TASKS.
1. Condense the interview paragraph that begins "When we were first casting" into a short bulleted list that keeps its main facts.
2. Output the stretch of the interview from "And why wouldn’t" through "turn to her." word for word.

***** SELECTION *****

Michael Hirst: I wanted to give Katheryn a story that she owned. Lagertha’s so often in armies, in the middle of Ragnar’s sons fighting and involved in other people’s business a lot. I wanted her to have her own story, so I thought to just ease her away from what would otherwise be the main action early on.
And why wouldn’t she think about retiring? God, this woman had been through so much in terms of her private life, and the battles she’s fought and nearly died in. She deserves to never have to fight again!
On the other side, being the most famous shieldmaiden in the Viking world means you can’t become unhistoric. You cannot disappear, no one going to let you. It’s not celebrity — she’s famous because she’s done important, significant things. Reminiscing with other Viking women just reinforces that but they look up to her. If there was any trouble, they would turn to her.
She represents someone really significant in all of their lives, especially in that they have this female warrior who is just as capable as any male warrior and can defend them just as well. This puts a huge burden on her because she realizes the trust and belief these women have in her.
No sooner when she buries her sword and plants some vegetables, that she has to dig it back up. There is a suggestion about the grave there too. She has this final battle caused by her son’s bad decisions to let all these bandits go. After episodes 606 and 607, if you have tears to weep, be prepared to weep them.
M&C: I know the record books are up in the air on Lagertha but you’ve created one of the best women in television. But it’s been a long journey with Katheryn and Lagertha.
Hirst: I’ve always spent a long time thinking about Lagertha. One reason is that when we took the show to History, it’s a male-skewed channel. I knew that they bought it mainly because it would appeal to their male viewers, there would be raiding, killing, pillage, and battles but I was interested in other things as well. I’d read how important women were in Viking society. They could rule, fight, and divorce their husbands. So I was determined to have at least one very, very influential central female character.
When we were first casting, they sent young models to us. It was like, these women are great, they’re pretty and everything, but they don’t look like they have fought in a shield wall. They haven’t killed tons of guys or had two children. So we needed someone persuasive. Katheryn was a good choice because of her black belt in Tae-Kwon-Do because anytime she had to do something physical it would be plausible and believable.
We established in the first episodes that she was a good fighter, but then I gave her this storyline when she separated from Ragnar, then got into an abusive relationship. Katheryn had such issue with it. She said, “Look, I just proved myself to be a great fighter, (Lagertha is a) strong woman, I got a small fan club and I look weak falling for this man.”
I told her, “Katheryn, a lot of strong women – today – are married to abusive men. That’s a truth and I want to put you into situations that other women will identify with today. It’s about how you deal with these situations, and in fact, I want to put you in a lot of problematic areas because I want to see how you get out of them and I want to see how you shape your life and your destiny.”
Katheryn and I would discuss whatever our next plans for her (each season). I was extremely keen that she delivered, which she did in spades. I was so thrilled when Lagertha and Ragnar were not far apart in popularity. The History Channel suddenly had themselves a female audience.

***** INFORMATION SUPPLIED *****

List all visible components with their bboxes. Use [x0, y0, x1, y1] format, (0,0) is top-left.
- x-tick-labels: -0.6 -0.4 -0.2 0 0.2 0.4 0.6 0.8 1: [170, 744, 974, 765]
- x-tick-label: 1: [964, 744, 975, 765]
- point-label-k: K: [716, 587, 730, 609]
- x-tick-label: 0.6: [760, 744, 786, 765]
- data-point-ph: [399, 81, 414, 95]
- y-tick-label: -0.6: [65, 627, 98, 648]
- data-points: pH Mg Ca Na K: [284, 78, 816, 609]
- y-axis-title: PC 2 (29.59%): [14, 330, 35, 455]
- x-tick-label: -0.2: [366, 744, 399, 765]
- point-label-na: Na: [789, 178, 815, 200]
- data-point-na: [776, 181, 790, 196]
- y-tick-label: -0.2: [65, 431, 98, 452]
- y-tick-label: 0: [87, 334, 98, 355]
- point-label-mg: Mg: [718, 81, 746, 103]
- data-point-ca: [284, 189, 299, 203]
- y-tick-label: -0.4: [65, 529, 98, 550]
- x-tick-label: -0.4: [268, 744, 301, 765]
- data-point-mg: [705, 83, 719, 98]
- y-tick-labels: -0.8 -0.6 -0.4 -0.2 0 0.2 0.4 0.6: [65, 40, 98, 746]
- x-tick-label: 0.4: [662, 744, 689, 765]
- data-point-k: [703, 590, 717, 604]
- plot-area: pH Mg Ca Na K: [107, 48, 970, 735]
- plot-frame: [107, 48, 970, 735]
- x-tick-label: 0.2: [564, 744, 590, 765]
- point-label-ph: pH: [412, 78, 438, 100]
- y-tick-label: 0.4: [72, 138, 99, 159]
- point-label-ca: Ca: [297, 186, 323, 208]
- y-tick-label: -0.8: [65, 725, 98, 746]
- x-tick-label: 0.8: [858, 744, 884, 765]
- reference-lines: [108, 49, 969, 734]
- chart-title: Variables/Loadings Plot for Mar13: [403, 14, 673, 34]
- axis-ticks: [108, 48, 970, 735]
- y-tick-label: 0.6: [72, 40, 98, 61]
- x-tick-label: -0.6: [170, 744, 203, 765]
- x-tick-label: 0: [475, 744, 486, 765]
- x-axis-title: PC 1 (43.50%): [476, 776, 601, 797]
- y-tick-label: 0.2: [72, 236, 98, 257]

*****

ANSWERS BY TASK.
1.
- During first casting, the team was sent young models.
- They were pretty but did not look like they had fought in a shield wall, killed many men, or had two children.
- The role needed someone persuasive.
- Katheryn was a good choice because her black belt in Tae-Kwon-Do made any physical action plausible and believable.

2.
And why wouldn’t she think about retiring? God, this woman had been through so much in terms of her private life, and the battles she’s fought and nearly died in. She deserves to never have to fight again!
On the other side, being the most famous shieldmaiden in the Viking world means you can’t become unhistoric. You cannot disappear, no one going to let you. It’s not celebrity — she’s famous because she’s done important, significant things. Reminiscing with other Viking women just reinforces that but they look up to her. If there was any trouble, they would turn to her.